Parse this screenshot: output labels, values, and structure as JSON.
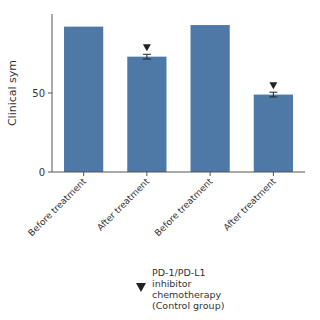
{
  "chart_data": {
    "type": "bar",
    "categories": [
      "Before treatment",
      "After treatment",
      "Before treatment",
      "After treatment"
    ],
    "series": [
      {
        "name": "PD-1/PD-L1\ninhibitor\nchemotherapy\n(Control group)",
        "values": [
          92,
          73,
          93,
          49
        ],
        "errors": [
          null,
          1.5,
          null,
          1.5
        ],
        "marker": "triangle-down"
      }
    ],
    "ylabel": "Clinical sym",
    "ylim": [
      0,
      100
    ],
    "yticks": [
      0,
      50
    ],
    "grid": false,
    "legend": "bottom"
  }
}
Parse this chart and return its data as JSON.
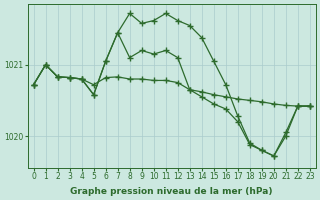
{
  "bg_color": "#cce8e0",
  "grid_color": "#aacccc",
  "line_color": "#2d6b2d",
  "xlabel": "Graphe pression niveau de la mer (hPa)",
  "yticks": [
    1020,
    1021
  ],
  "xticks": [
    0,
    1,
    2,
    3,
    4,
    5,
    6,
    7,
    8,
    9,
    10,
    11,
    12,
    13,
    14,
    15,
    16,
    17,
    18,
    19,
    20,
    21,
    22,
    23
  ],
  "ylim": [
    1019.55,
    1021.85
  ],
  "xlim": [
    -0.5,
    23.5
  ],
  "line1_x": [
    0,
    1,
    2,
    3,
    4,
    5,
    6,
    7,
    8,
    9,
    10,
    11,
    12,
    13,
    14,
    15,
    16,
    17,
    18,
    19,
    20,
    21,
    22,
    23
  ],
  "line1_y": [
    1020.72,
    1021.0,
    1020.83,
    1020.82,
    1020.8,
    1020.72,
    1020.82,
    1020.83,
    1020.8,
    1020.8,
    1020.78,
    1020.78,
    1020.75,
    1020.65,
    1020.62,
    1020.58,
    1020.55,
    1020.52,
    1020.5,
    1020.48,
    1020.45,
    1020.43,
    1020.42,
    1020.42
  ],
  "line2_x": [
    0,
    1,
    2,
    3,
    4,
    5,
    6,
    7,
    8,
    9,
    10,
    11,
    12,
    13,
    14,
    15,
    16,
    17,
    18,
    19,
    20,
    21,
    22,
    23
  ],
  "line2_y": [
    1020.72,
    1021.0,
    1020.83,
    1020.82,
    1020.8,
    1020.58,
    1021.05,
    1021.45,
    1021.1,
    1021.2,
    1021.15,
    1021.2,
    1021.1,
    1020.65,
    1020.55,
    1020.45,
    1020.38,
    1020.2,
    1019.88,
    1019.8,
    1019.72,
    1020.0,
    1020.42,
    1020.42
  ],
  "line3_x": [
    0,
    1,
    2,
    3,
    4,
    5,
    6,
    7,
    8,
    9,
    10,
    11,
    12,
    13,
    14,
    15,
    16,
    17,
    18,
    19,
    20,
    21,
    22,
    23
  ],
  "line3_y": [
    1020.72,
    1021.0,
    1020.83,
    1020.82,
    1020.8,
    1020.58,
    1021.05,
    1021.45,
    1021.72,
    1021.58,
    1021.62,
    1021.72,
    1021.62,
    1021.55,
    1021.38,
    1021.05,
    1020.72,
    1020.28,
    1019.9,
    1019.8,
    1019.72,
    1020.05,
    1020.42,
    1020.42
  ],
  "marker": "+",
  "markersize": 4,
  "linewidth": 0.9,
  "tick_fontsize": 5.5,
  "xlabel_fontsize": 6.5
}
——————————
**WORK INSTRUCTIONS:** Identify each line in the entries with the word "JSON" and copy it.

**THE ANSWER:**
Parse this screenshot: output labels, values, and structure as JSON.
Parse this chart and return its data as JSON.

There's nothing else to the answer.